**Provided information:**
<<<<

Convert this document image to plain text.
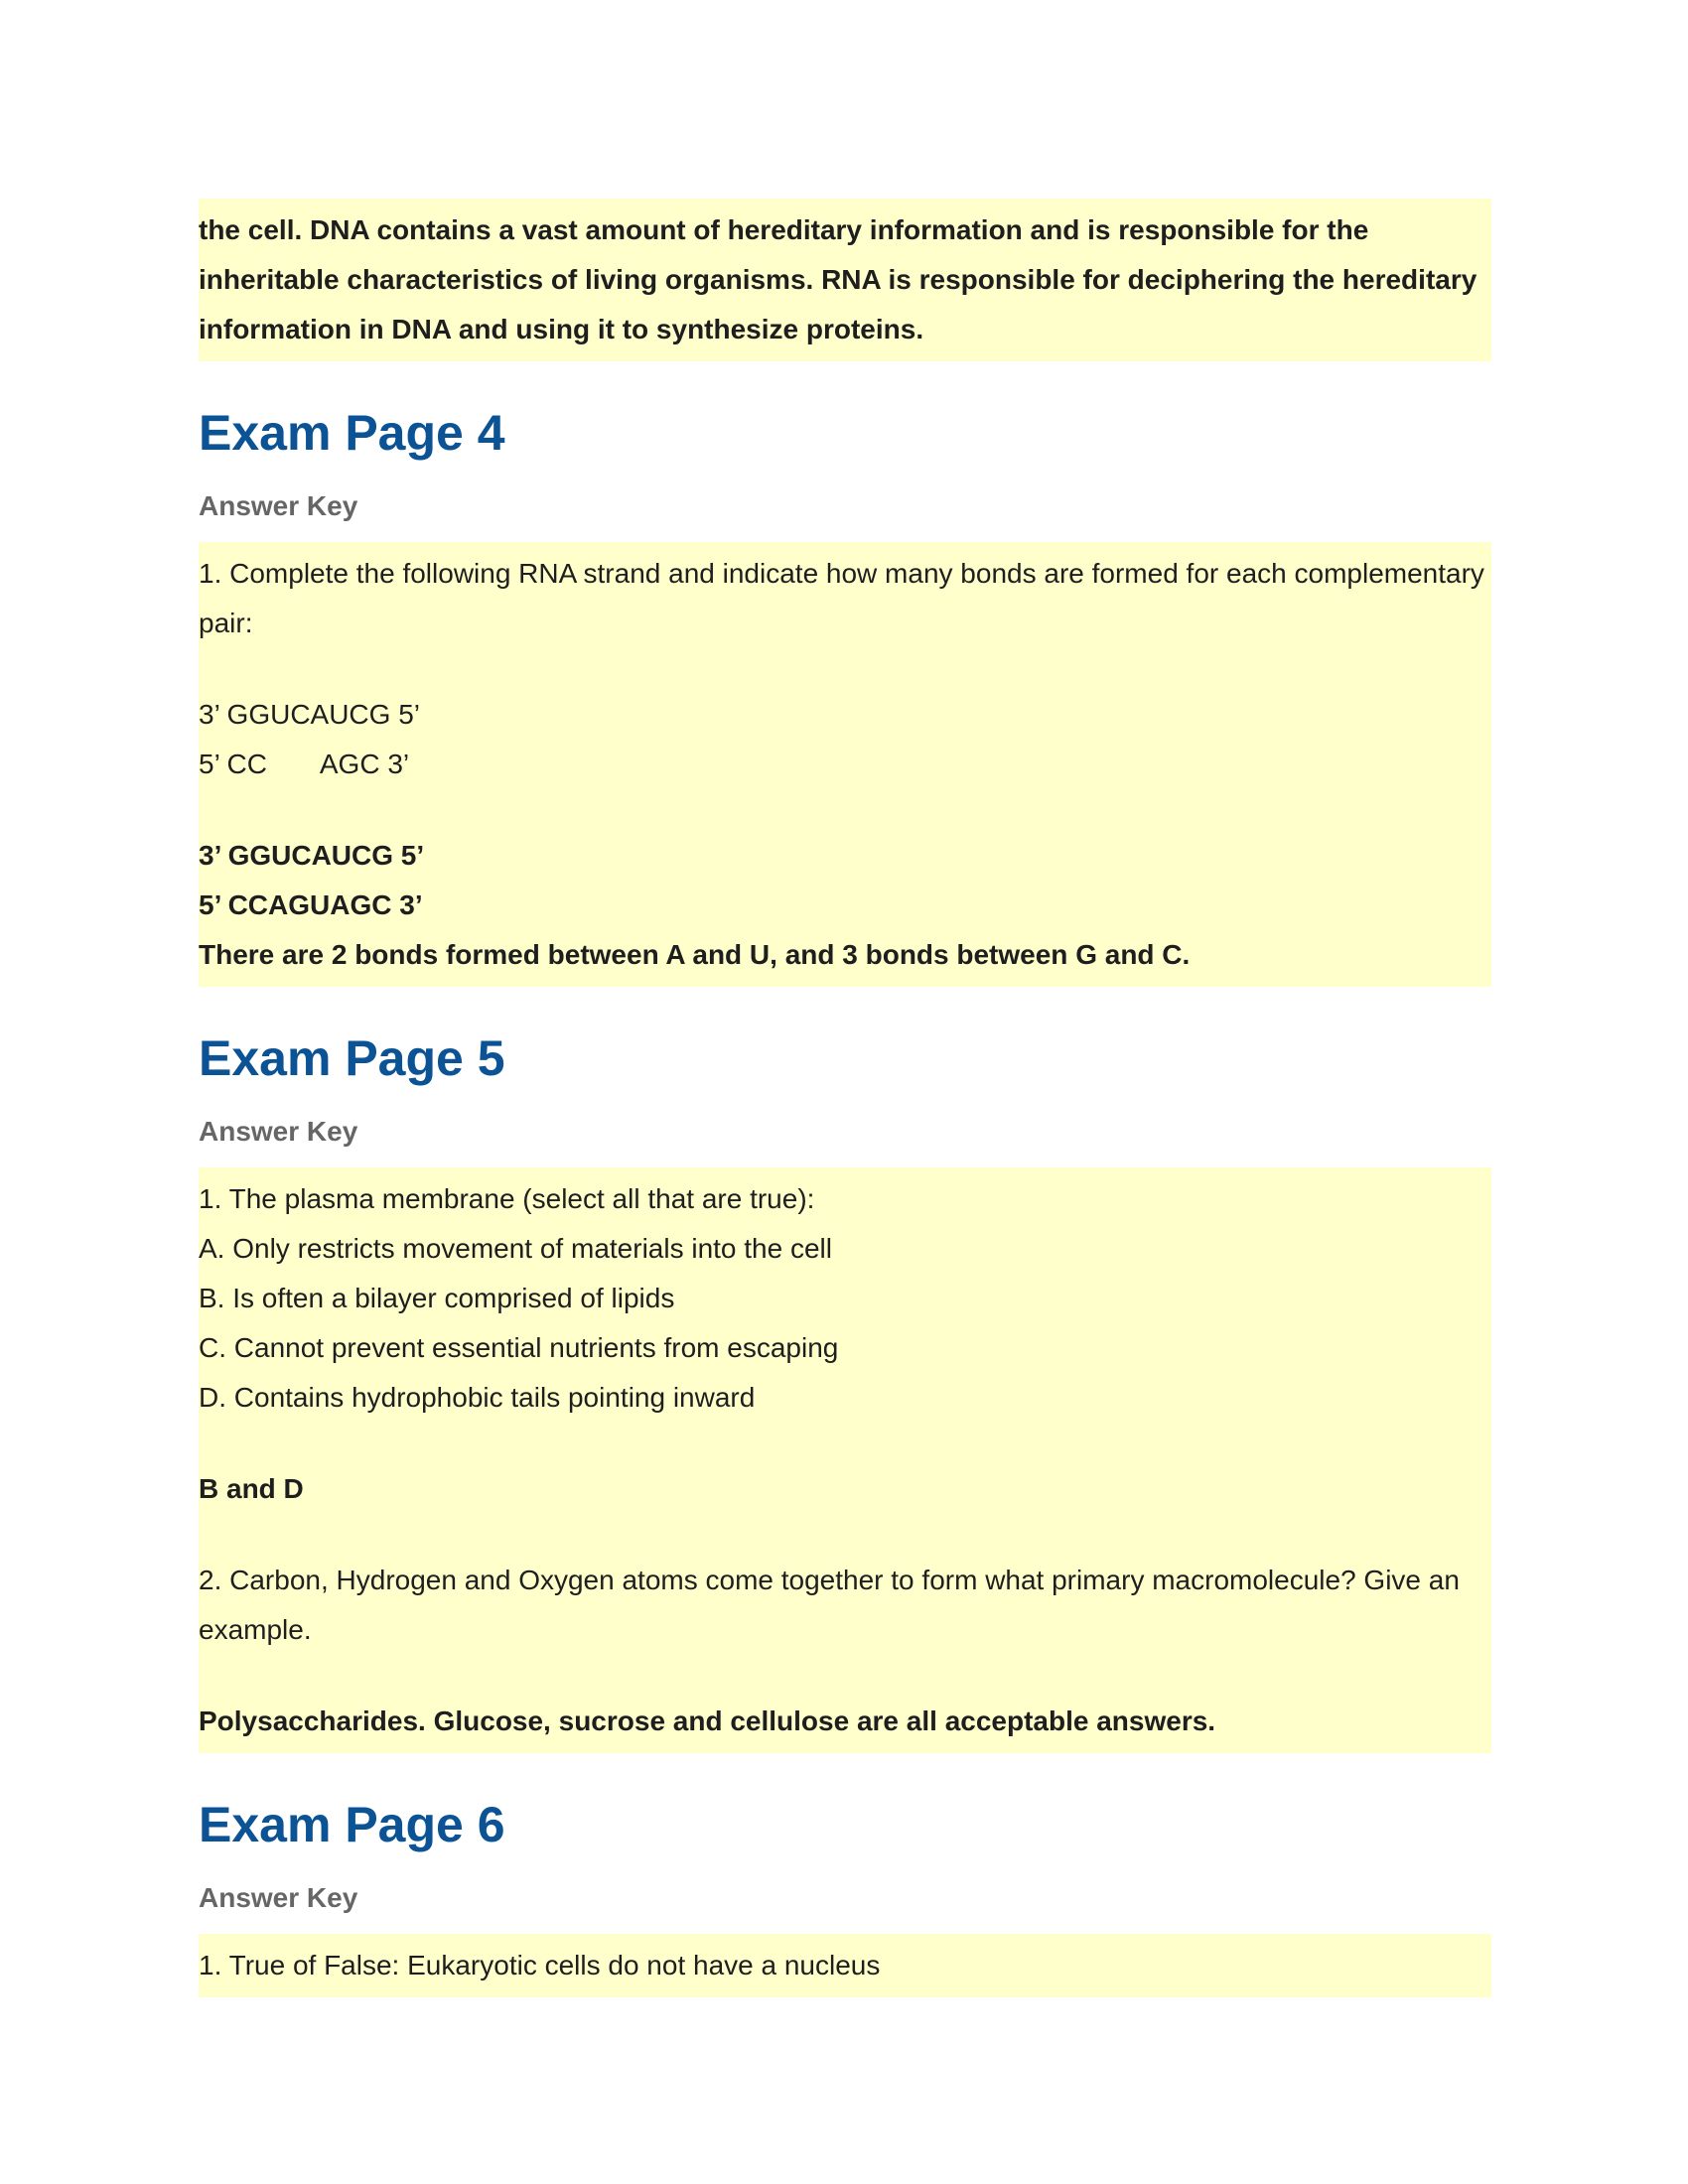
the cell. DNA contains a vast amount of hereditary information and is responsible for the inheritable characteristics of living organisms. RNA is responsible for deciphering the hereditary information in DNA and using it to synthesize proteins.

Exam Page 4
Answer Key

1. Complete the following RNA strand and indicate how many bonds are formed for each complementary pair:

3’ GGUCAUCG 5’

5’ CC       AGC 3’

3’ GGUCAUCG 5’

5’ CCAGUAGC 3’

There are 2 bonds formed between A and U, and 3 bonds between G and C.

Exam Page 5
Answer Key

1. The plasma membrane (select all that are true):

A. Only restricts movement of materials into the cell

B. Is often a bilayer comprised of lipids

C. Cannot prevent essential nutrients from escaping

D. Contains hydrophobic tails pointing inward

B and D

2. Carbon, Hydrogen and Oxygen atoms come together to form what primary macromolecule? Give an example.

Polysaccharides. Glucose, sucrose and cellulose are all acceptable answers.

Exam Page 6
Answer Key

1. True of False: Eukaryotic cells do not have a nucleus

>>>>

**Work request:** Print each record exactly as it stands, omitting the pictures.

**Solved problem:**
Convert this document image to plain text.
the cell. DNA contains a vast amount of hereditary information and is responsible for the inheritable characteristics of living organisms. RNA is responsible for deciphering the hereditary information in DNA and using it to synthesize proteins.

Exam Page 4
Answer Key

1. Complete the following RNA strand and indicate how many bonds are formed for each complementary pair:

3’ GGUCAUCG 5’

5’ CC       AGC 3’

3’ GGUCAUCG 5’

5’ CCAGUAGC 3’

There are 2 bonds formed between A and U, and 3 bonds between G and C.

Exam Page 5
Answer Key

1. The plasma membrane (select all that are true):

A. Only restricts movement of materials into the cell

B. Is often a bilayer comprised of lipids

C. Cannot prevent essential nutrients from escaping

D. Contains hydrophobic tails pointing inward

B and D

2. Carbon, Hydrogen and Oxygen atoms come together to form what primary macromolecule? Give an example.

Polysaccharides. Glucose, sucrose and cellulose are all acceptable answers.

Exam Page 6
Answer Key

1. True of False: Eukaryotic cells do not have a nucleus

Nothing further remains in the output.